_EXERCISE TASK_
Pull every "colorbar" line out of the data below.

★ ★ ★ ★

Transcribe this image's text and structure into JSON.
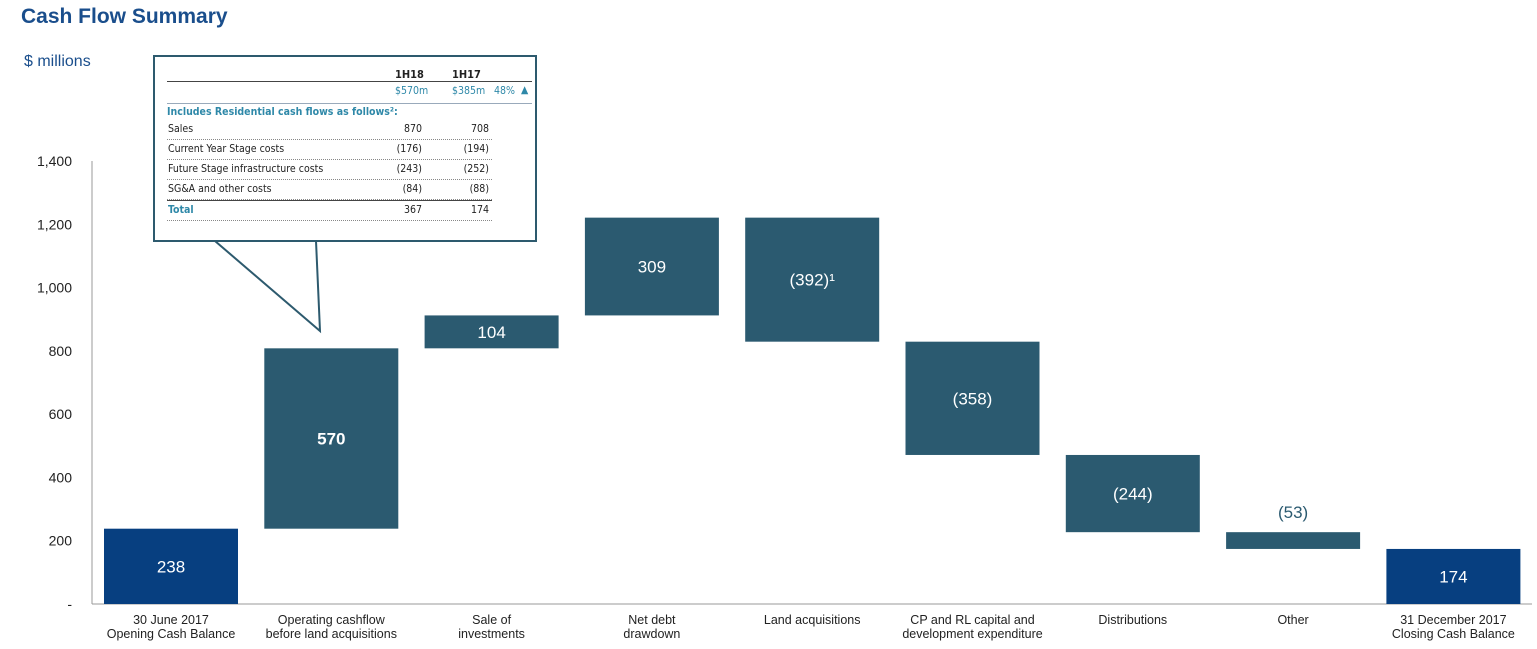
{
  "title": "Cash Flow Summary",
  "units": "$ millions",
  "colors": {
    "endpoint": "#073f80",
    "step": "#2b5a70"
  },
  "chart_data": {
    "type": "waterfall",
    "ylim": [
      0,
      1400
    ],
    "yticks": [
      {
        "value": 0,
        "label": "-"
      },
      {
        "value": 200,
        "label": "200"
      },
      {
        "value": 400,
        "label": "400"
      },
      {
        "value": 600,
        "label": "600"
      },
      {
        "value": 800,
        "label": "800"
      },
      {
        "value": 1000,
        "label": "1,000"
      },
      {
        "value": 1200,
        "label": "1,200"
      },
      {
        "value": 1400,
        "label": "1,400"
      }
    ],
    "bars": [
      {
        "category": [
          "30 June 2017",
          "Opening Cash Balance"
        ],
        "kind": "total",
        "start": 0,
        "end": 238,
        "label": "238"
      },
      {
        "category": [
          "Operating cashflow",
          "before land acquisitions"
        ],
        "kind": "step",
        "start": 238,
        "end": 808,
        "label": "570",
        "bold": true
      },
      {
        "category": [
          "Sale of",
          "investments"
        ],
        "kind": "step",
        "start": 808,
        "end": 912,
        "label": "104"
      },
      {
        "category": [
          "Net debt",
          "drawdown"
        ],
        "kind": "step",
        "start": 912,
        "end": 1221,
        "label": "309"
      },
      {
        "category": [
          "Land acquisitions"
        ],
        "kind": "step",
        "start": 1221,
        "end": 829,
        "label": "(392)¹"
      },
      {
        "category": [
          "CP and RL capital and",
          "development expenditure"
        ],
        "kind": "step",
        "start": 829,
        "end": 471,
        "label": "(358)"
      },
      {
        "category": [
          "Distributions"
        ],
        "kind": "step",
        "start": 471,
        "end": 227,
        "label": "(244)"
      },
      {
        "category": [
          "Other"
        ],
        "kind": "step",
        "start": 227,
        "end": 174,
        "label": "(53)",
        "label_outside": true
      },
      {
        "category": [
          "31 December 2017",
          "Closing Cash Balance"
        ],
        "kind": "total",
        "start": 0,
        "end": 174,
        "label": "174"
      }
    ]
  },
  "callout": {
    "col1": "1H18",
    "col2": "1H17",
    "sub1": "$570m",
    "sub2": "$385m",
    "change": "48%",
    "includes": "Includes Residential cash flows as follows²:",
    "rows": [
      {
        "label": "Sales",
        "v1": "870",
        "v2": "708"
      },
      {
        "label": "Current Year Stage costs",
        "v1": "(176)",
        "v2": "(194)"
      },
      {
        "label": "Future Stage infrastructure costs",
        "v1": "(243)",
        "v2": "(252)"
      },
      {
        "label": "SG&A and other costs",
        "v1": "(84)",
        "v2": "(88)"
      }
    ],
    "total": {
      "label": "Total",
      "v1": "367",
      "v2": "174"
    }
  }
}
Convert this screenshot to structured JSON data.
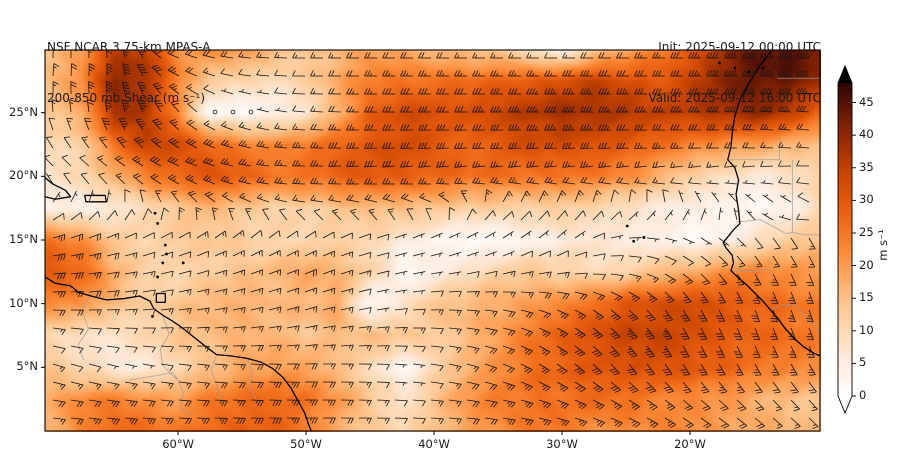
{
  "header": {
    "title_line1": "NSF NCAR 3.75-km MPAS-A",
    "title_line2": "200-850 mb Shear (m s⁻¹)",
    "init_text": "Init: 2025-09-12 00:00 UTC",
    "valid_text": "Valid: 2025-09-12 16:00 UTC"
  },
  "chart_data": {
    "type": "heatmap",
    "title": "NSF NCAR 3.75-km MPAS-A 200-850 mb Shear",
    "units": "m s⁻¹",
    "legend_position": "right-colorbar",
    "grid": false,
    "projection": {
      "lon_min": -70.4,
      "lon_max": -9.84,
      "lat_min": 0.0,
      "lat_max": 29.92
    },
    "x_ticks": [
      {
        "label": "60°W",
        "lon": -60
      },
      {
        "label": "50°W",
        "lon": -50
      },
      {
        "label": "40°W",
        "lon": -40
      },
      {
        "label": "30°W",
        "lon": -30
      },
      {
        "label": "20°W",
        "lon": -20
      }
    ],
    "y_ticks": [
      {
        "label": "25°N",
        "lat": 25
      },
      {
        "label": "20°N",
        "lat": 20
      },
      {
        "label": "15°N",
        "lat": 15
      },
      {
        "label": "10°N",
        "lat": 10
      },
      {
        "label": "5°N",
        "lat": 5
      }
    ],
    "colorbar": {
      "label": "m s⁻¹",
      "vmin": 0,
      "vmax": 48,
      "extend": "both",
      "ticks": [
        0,
        5,
        10,
        15,
        20,
        25,
        30,
        35,
        40,
        45
      ],
      "stops": [
        [
          0,
          "#ffffff"
        ],
        [
          3,
          "#fef4ec"
        ],
        [
          6,
          "#fdeadc"
        ],
        [
          10,
          "#fdd9b5"
        ],
        [
          14,
          "#fdc691"
        ],
        [
          18,
          "#fdab67"
        ],
        [
          22,
          "#fb8d3d"
        ],
        [
          26,
          "#f2701d"
        ],
        [
          30,
          "#e2570c"
        ],
        [
          34,
          "#c94602"
        ],
        [
          38,
          "#a33103"
        ],
        [
          42,
          "#7a2004"
        ],
        [
          45,
          "#541206"
        ],
        [
          48,
          "#2d0503"
        ],
        [
          50,
          "#000000"
        ]
      ]
    },
    "shear_grid": {
      "lon_start": -70,
      "lon_step": 2.5,
      "lat_start": 30,
      "lat_step": -2.5,
      "lons_count": 25,
      "lats_count": 13,
      "values": [
        [
          16,
          20,
          34,
          36,
          22,
          22,
          20,
          16,
          14,
          16,
          18,
          18,
          16,
          14,
          12,
          8,
          3,
          12,
          18,
          24,
          30,
          38,
          44,
          46,
          44
        ],
        [
          16,
          22,
          40,
          38,
          24,
          12,
          10,
          10,
          12,
          18,
          24,
          26,
          26,
          26,
          28,
          30,
          32,
          34,
          32,
          30,
          34,
          40,
          44,
          44,
          40
        ],
        [
          14,
          18,
          38,
          36,
          22,
          2,
          2,
          3,
          8,
          18,
          28,
          32,
          32,
          32,
          34,
          36,
          38,
          38,
          36,
          34,
          36,
          38,
          40,
          36,
          28
        ],
        [
          10,
          12,
          26,
          34,
          32,
          28,
          24,
          22,
          24,
          28,
          30,
          32,
          30,
          28,
          30,
          32,
          32,
          32,
          30,
          26,
          24,
          22,
          20,
          16,
          14
        ],
        [
          8,
          10,
          16,
          24,
          28,
          30,
          28,
          26,
          26,
          28,
          30,
          30,
          28,
          26,
          26,
          26,
          26,
          24,
          22,
          18,
          12,
          8,
          6,
          8,
          12
        ],
        [
          4,
          3,
          6,
          10,
          14,
          16,
          14,
          12,
          12,
          14,
          16,
          16,
          14,
          12,
          12,
          12,
          12,
          10,
          8,
          6,
          4,
          2,
          2,
          3,
          10
        ],
        [
          26,
          22,
          14,
          10,
          12,
          14,
          12,
          10,
          10,
          12,
          10,
          6,
          3,
          2,
          2,
          3,
          6,
          8,
          6,
          4,
          2,
          4,
          8,
          12,
          14
        ],
        [
          30,
          28,
          18,
          12,
          10,
          12,
          14,
          16,
          18,
          16,
          12,
          2,
          4,
          8,
          12,
          14,
          12,
          10,
          12,
          16,
          18,
          22,
          24,
          22,
          20
        ],
        [
          22,
          20,
          16,
          12,
          14,
          16,
          18,
          16,
          16,
          18,
          2,
          8,
          14,
          16,
          18,
          20,
          22,
          26,
          30,
          32,
          32,
          30,
          28,
          26,
          24
        ],
        [
          10,
          8,
          8,
          10,
          14,
          16,
          18,
          16,
          14,
          16,
          16,
          14,
          12,
          16,
          20,
          24,
          28,
          32,
          34,
          34,
          32,
          30,
          28,
          26,
          24
        ],
        [
          14,
          10,
          6,
          6,
          10,
          14,
          18,
          20,
          18,
          14,
          10,
          2,
          10,
          16,
          22,
          26,
          28,
          30,
          32,
          32,
          30,
          28,
          26,
          24,
          22
        ],
        [
          18,
          22,
          24,
          22,
          20,
          24,
          26,
          28,
          26,
          20,
          14,
          8,
          14,
          20,
          24,
          26,
          26,
          26,
          26,
          24,
          22,
          20,
          18,
          16,
          14
        ],
        [
          16,
          24,
          28,
          26,
          24,
          28,
          30,
          28,
          24,
          18,
          14,
          10,
          14,
          20,
          22,
          24,
          24,
          22,
          22,
          22,
          22,
          20,
          18,
          16,
          14
        ]
      ]
    },
    "wind_dir_grid": {
      "lon_start": -70,
      "lon_step": 5,
      "lat_start": 30,
      "lat_step": -2.5,
      "lons_count": 13,
      "lats_count": 13,
      "dir_from_deg": [
        [
          0,
          355,
          290,
          275,
          270,
          270,
          270,
          270,
          270,
          270,
          270,
          270,
          270
        ],
        [
          5,
          0,
          300,
          280,
          270,
          270,
          270,
          270,
          270,
          270,
          270,
          270,
          270
        ],
        [
          355,
          350,
          320,
          290,
          275,
          270,
          270,
          270,
          270,
          270,
          270,
          272,
          275
        ],
        [
          330,
          325,
          305,
          285,
          272,
          268,
          268,
          268,
          268,
          268,
          270,
          272,
          275
        ],
        [
          310,
          300,
          290,
          280,
          270,
          265,
          262,
          262,
          262,
          260,
          258,
          262,
          270
        ],
        [
          50,
          20,
          330,
          300,
          280,
          285,
          300,
          40,
          35,
          25,
          350,
          320,
          300
        ],
        [
          75,
          70,
          65,
          55,
          60,
          75,
          70,
          60,
          50,
          90,
          120,
          140,
          150
        ],
        [
          85,
          80,
          75,
          70,
          68,
          75,
          80,
          75,
          80,
          100,
          130,
          150,
          158
        ],
        [
          90,
          85,
          80,
          75,
          72,
          78,
          88,
          98,
          112,
          130,
          148,
          158,
          162
        ],
        [
          100,
          95,
          90,
          85,
          80,
          85,
          95,
          105,
          122,
          140,
          152,
          158,
          158
        ],
        [
          108,
          104,
          98,
          94,
          90,
          92,
          100,
          112,
          126,
          140,
          148,
          150,
          148
        ],
        [
          100,
          98,
          95,
          93,
          90,
          92,
          96,
          102,
          112,
          122,
          130,
          135,
          138
        ],
        [
          95,
          94,
          92,
          90,
          90,
          90,
          92,
          96,
          102,
          112,
          120,
          126,
          130
        ]
      ]
    },
    "barb_increments": {
      "half": 5,
      "full": 10,
      "flag": 50,
      "calm_below": 2.5
    },
    "coastlines": [
      [
        [
          -70.4,
          12.1
        ],
        [
          -69.6,
          11.6
        ],
        [
          -68.4,
          11.4
        ],
        [
          -67.8,
          10.9
        ],
        [
          -66.8,
          10.6
        ],
        [
          -65.6,
          10.3
        ],
        [
          -64.2,
          10.4
        ],
        [
          -63.0,
          10.6
        ],
        [
          -62.2,
          10.2
        ],
        [
          -61.9,
          9.6
        ],
        [
          -61.2,
          9.1
        ],
        [
          -60.4,
          8.6
        ],
        [
          -59.8,
          8.2
        ],
        [
          -58.8,
          7.4
        ],
        [
          -57.8,
          6.6
        ],
        [
          -57.0,
          6.0
        ],
        [
          -55.9,
          5.9
        ],
        [
          -54.6,
          5.7
        ],
        [
          -53.5,
          5.4
        ],
        [
          -52.6,
          4.9
        ],
        [
          -51.8,
          4.2
        ],
        [
          -51.2,
          3.4
        ],
        [
          -50.7,
          2.5
        ],
        [
          -50.1,
          1.4
        ],
        [
          -49.8,
          0.5
        ],
        [
          -49.6,
          0.0
        ]
      ],
      [
        [
          -61.7,
          10.8
        ],
        [
          -61.0,
          10.8
        ],
        [
          -61.0,
          10.1
        ],
        [
          -61.7,
          10.1
        ],
        [
          -61.7,
          10.8
        ]
      ],
      [
        [
          -67.3,
          18.5
        ],
        [
          -65.7,
          18.5
        ],
        [
          -65.6,
          18.0
        ],
        [
          -67.2,
          18.0
        ],
        [
          -67.3,
          18.5
        ]
      ],
      [
        [
          -70.4,
          19.9
        ],
        [
          -69.8,
          19.4
        ],
        [
          -68.8,
          18.9
        ],
        [
          -68.4,
          18.4
        ],
        [
          -69.6,
          18.2
        ],
        [
          -70.4,
          18.4
        ]
      ],
      [
        [
          -13.6,
          29.92
        ],
        [
          -14.6,
          28.6
        ],
        [
          -15.4,
          27.3
        ],
        [
          -16.1,
          26.0
        ],
        [
          -16.5,
          24.7
        ],
        [
          -16.7,
          23.4
        ],
        [
          -16.8,
          22.3
        ],
        [
          -17.05,
          21.3
        ],
        [
          -16.5,
          20.7
        ],
        [
          -16.2,
          19.7
        ],
        [
          -16.4,
          18.6
        ],
        [
          -16.2,
          17.3
        ],
        [
          -16.1,
          16.3
        ],
        [
          -16.6,
          15.8
        ],
        [
          -17.4,
          14.8
        ],
        [
          -17.2,
          14.4
        ],
        [
          -16.7,
          13.8
        ],
        [
          -16.6,
          13.2
        ],
        [
          -16.8,
          12.6
        ],
        [
          -16.3,
          12.1
        ],
        [
          -15.6,
          11.5
        ],
        [
          -15.0,
          10.9
        ],
        [
          -14.3,
          10.2
        ],
        [
          -13.7,
          9.5
        ],
        [
          -13.1,
          8.8
        ],
        [
          -12.6,
          8.1
        ],
        [
          -11.9,
          7.3
        ],
        [
          -11.1,
          6.6
        ],
        [
          -10.3,
          6.1
        ],
        [
          -9.84,
          5.9
        ]
      ]
    ],
    "borders": [
      [
        [
          -66.9,
          10.6
        ],
        [
          -67.5,
          9.5
        ],
        [
          -67.0,
          8.0
        ],
        [
          -67.8,
          6.8
        ],
        [
          -67.4,
          5.6
        ]
      ],
      [
        [
          -61.2,
          9.1
        ],
        [
          -60.7,
          7.6
        ],
        [
          -61.4,
          6.4
        ],
        [
          -61.2,
          5.2
        ],
        [
          -60.6,
          4.5
        ],
        [
          -60.0,
          4.0
        ]
      ],
      [
        [
          -57.0,
          6.0
        ],
        [
          -57.4,
          4.8
        ],
        [
          -57.0,
          3.6
        ],
        [
          -56.5,
          2.2
        ]
      ],
      [
        [
          -54.6,
          5.7
        ],
        [
          -54.2,
          4.6
        ],
        [
          -54.4,
          3.4
        ],
        [
          -53.8,
          2.3
        ]
      ],
      [
        [
          -63.8,
          4.0
        ],
        [
          -62.6,
          4.2
        ],
        [
          -61.4,
          4.4
        ],
        [
          -60.4,
          4.6
        ],
        [
          -60.0,
          4.0
        ],
        [
          -59.6,
          3.0
        ],
        [
          -59.8,
          1.8
        ],
        [
          -59.0,
          1.2
        ]
      ],
      [
        [
          -13.2,
          27.7
        ],
        [
          -9.84,
          27.7
        ]
      ],
      [
        [
          -17.05,
          21.3
        ],
        [
          -13.0,
          21.3
        ],
        [
          -13.0,
          23.0
        ]
      ],
      [
        [
          -12.0,
          21.3
        ],
        [
          -12.0,
          15.6
        ],
        [
          -11.0,
          15.4
        ],
        [
          -9.84,
          15.4
        ]
      ],
      [
        [
          -16.4,
          16.4
        ],
        [
          -14.5,
          16.6
        ],
        [
          -12.5,
          15.5
        ],
        [
          -12.0,
          15.6
        ]
      ],
      [
        [
          -16.8,
          12.6
        ],
        [
          -15.0,
          12.6
        ],
        [
          -13.6,
          12.7
        ]
      ],
      [
        [
          -13.7,
          9.5
        ],
        [
          -12.8,
          9.9
        ],
        [
          -11.8,
          9.9
        ],
        [
          -10.6,
          8.5
        ],
        [
          -10.3,
          8.4
        ],
        [
          -9.84,
          7.6
        ]
      ]
    ],
    "island_points": [
      [
        -17.7,
        28.9
      ],
      [
        -16.5,
        28.5
      ],
      [
        -15.4,
        28.2
      ],
      [
        -14.3,
        28.5
      ],
      [
        -24.9,
        16.1
      ],
      [
        -23.6,
        15.2
      ],
      [
        -24.4,
        14.9
      ],
      [
        -61.8,
        17.1
      ],
      [
        -61.6,
        16.3
      ],
      [
        -61.0,
        14.6
      ],
      [
        -60.9,
        13.9
      ],
      [
        -61.2,
        13.2
      ],
      [
        -61.6,
        12.1
      ],
      [
        -59.6,
        13.2
      ],
      [
        -62.0,
        9.0
      ]
    ],
    "styles": {
      "coast_color": "#000000",
      "border_color": "#9a9a9a",
      "barb_color": "#141414",
      "text_color": "#1a1a1a"
    }
  }
}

★ ★ ★ ★

_THE RESULT_
    "legend_position": "right-colorbar",
    "colorbar": {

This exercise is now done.